**What is being asked:** Extract all lines from the data beneath that include the word "number".

--- Begin ---

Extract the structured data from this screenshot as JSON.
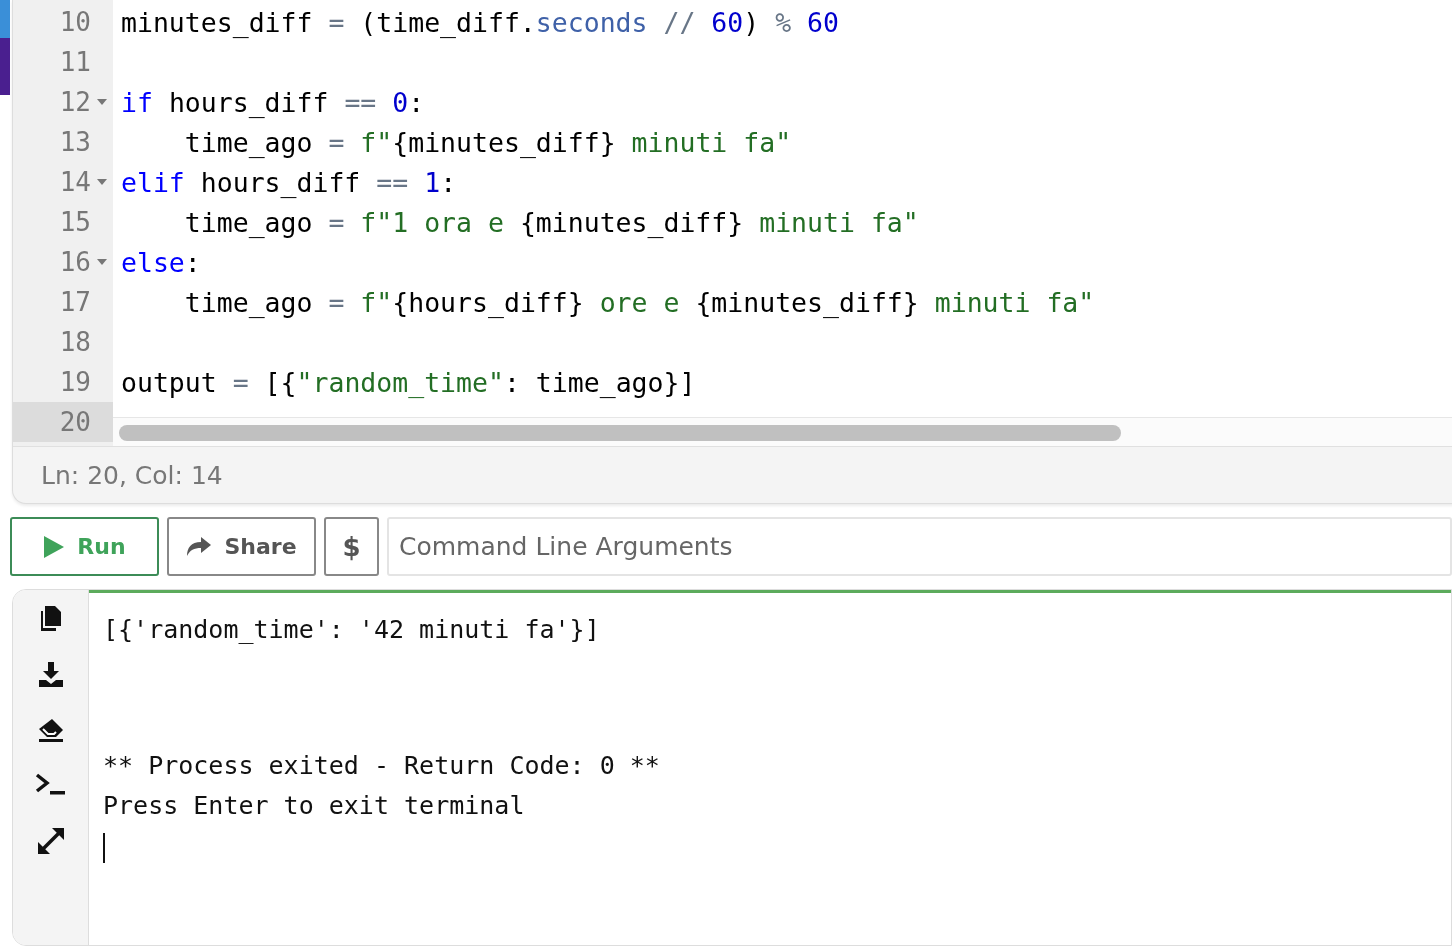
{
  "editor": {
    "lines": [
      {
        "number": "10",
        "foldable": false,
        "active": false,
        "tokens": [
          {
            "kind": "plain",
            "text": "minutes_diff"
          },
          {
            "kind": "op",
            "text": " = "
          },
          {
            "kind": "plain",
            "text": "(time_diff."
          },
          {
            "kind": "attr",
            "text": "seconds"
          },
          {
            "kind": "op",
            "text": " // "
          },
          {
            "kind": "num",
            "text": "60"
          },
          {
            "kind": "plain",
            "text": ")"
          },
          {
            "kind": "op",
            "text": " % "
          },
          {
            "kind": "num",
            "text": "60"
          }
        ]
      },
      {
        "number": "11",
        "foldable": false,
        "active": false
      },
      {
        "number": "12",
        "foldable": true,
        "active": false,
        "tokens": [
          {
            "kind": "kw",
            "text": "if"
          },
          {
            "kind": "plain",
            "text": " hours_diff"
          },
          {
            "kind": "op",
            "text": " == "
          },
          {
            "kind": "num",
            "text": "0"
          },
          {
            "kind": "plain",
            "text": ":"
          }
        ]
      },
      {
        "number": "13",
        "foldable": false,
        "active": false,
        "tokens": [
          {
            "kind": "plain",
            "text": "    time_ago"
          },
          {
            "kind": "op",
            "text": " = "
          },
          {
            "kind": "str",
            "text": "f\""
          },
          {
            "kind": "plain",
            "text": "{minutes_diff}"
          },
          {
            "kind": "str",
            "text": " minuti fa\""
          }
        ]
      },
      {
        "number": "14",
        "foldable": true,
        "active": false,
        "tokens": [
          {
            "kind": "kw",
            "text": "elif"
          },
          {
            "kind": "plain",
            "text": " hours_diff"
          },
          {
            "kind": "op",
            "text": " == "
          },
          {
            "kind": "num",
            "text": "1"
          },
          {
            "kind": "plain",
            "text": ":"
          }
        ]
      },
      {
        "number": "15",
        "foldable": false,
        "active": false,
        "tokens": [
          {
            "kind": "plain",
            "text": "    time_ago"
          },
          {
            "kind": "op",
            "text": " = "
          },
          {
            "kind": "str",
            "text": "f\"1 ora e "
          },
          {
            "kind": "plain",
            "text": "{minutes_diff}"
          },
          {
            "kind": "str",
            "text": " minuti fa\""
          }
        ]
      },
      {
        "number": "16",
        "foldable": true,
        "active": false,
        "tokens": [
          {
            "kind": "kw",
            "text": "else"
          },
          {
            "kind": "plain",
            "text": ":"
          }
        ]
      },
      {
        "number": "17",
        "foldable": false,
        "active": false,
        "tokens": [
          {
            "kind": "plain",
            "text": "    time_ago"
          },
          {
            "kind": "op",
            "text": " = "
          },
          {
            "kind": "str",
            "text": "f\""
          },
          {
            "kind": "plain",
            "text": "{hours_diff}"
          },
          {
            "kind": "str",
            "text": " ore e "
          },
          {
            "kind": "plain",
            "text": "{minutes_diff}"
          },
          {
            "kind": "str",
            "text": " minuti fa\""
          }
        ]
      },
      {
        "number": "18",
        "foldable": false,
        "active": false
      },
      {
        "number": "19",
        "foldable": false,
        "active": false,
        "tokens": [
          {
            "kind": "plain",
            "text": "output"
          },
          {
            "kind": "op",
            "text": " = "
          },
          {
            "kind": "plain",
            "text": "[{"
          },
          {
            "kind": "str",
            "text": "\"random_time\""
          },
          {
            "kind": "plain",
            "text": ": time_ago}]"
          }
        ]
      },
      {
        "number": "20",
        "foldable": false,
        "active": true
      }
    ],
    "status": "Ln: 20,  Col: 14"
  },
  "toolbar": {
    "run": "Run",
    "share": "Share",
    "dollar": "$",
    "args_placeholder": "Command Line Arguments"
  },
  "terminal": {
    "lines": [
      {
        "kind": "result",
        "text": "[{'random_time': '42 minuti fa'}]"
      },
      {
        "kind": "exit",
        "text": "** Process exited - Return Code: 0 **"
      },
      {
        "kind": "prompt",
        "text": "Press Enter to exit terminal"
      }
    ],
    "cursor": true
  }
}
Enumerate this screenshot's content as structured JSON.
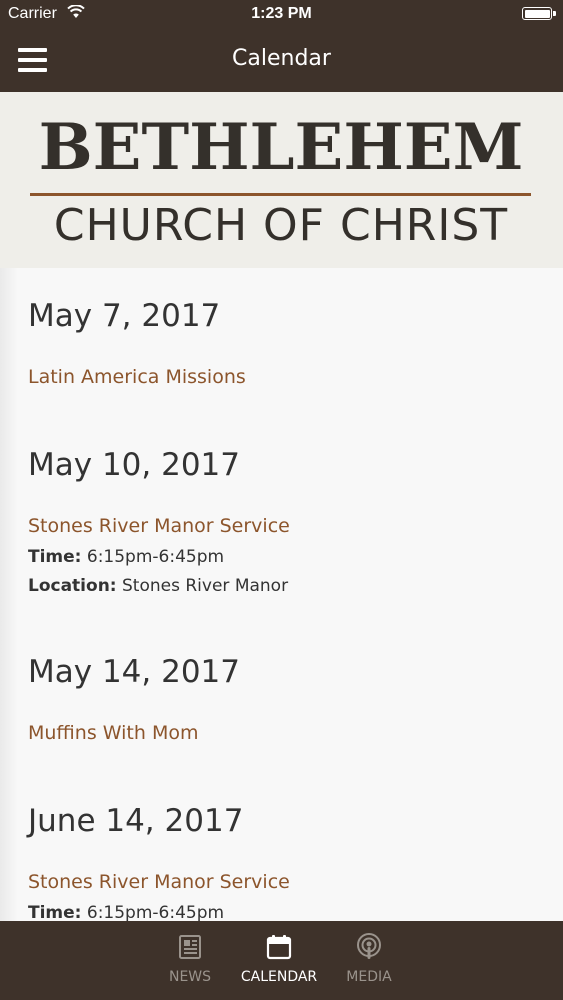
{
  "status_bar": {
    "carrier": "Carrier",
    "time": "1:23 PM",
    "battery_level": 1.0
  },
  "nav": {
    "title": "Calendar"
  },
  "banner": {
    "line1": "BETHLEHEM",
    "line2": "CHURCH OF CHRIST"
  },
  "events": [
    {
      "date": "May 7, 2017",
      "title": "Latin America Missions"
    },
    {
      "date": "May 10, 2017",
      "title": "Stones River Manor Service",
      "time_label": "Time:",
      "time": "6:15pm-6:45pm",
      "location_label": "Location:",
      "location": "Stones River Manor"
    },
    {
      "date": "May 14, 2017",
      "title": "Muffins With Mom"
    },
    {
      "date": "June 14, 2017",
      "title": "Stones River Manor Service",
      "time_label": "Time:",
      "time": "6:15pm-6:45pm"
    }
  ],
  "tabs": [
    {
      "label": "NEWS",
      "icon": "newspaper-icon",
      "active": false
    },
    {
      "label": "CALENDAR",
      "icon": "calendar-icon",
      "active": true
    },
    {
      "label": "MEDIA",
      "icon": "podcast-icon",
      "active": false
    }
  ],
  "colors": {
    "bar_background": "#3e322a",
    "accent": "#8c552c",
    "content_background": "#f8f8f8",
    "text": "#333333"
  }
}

--- End ---

**Response to the exercise:**
        "number": "10",
        "number": "11",
        "number": "12",
        "number": "13",
        "number": "14",
        "number": "15",
        "number": "16",
        "number": "17",
        "number": "18",
        "number": "19",
        "number": "20",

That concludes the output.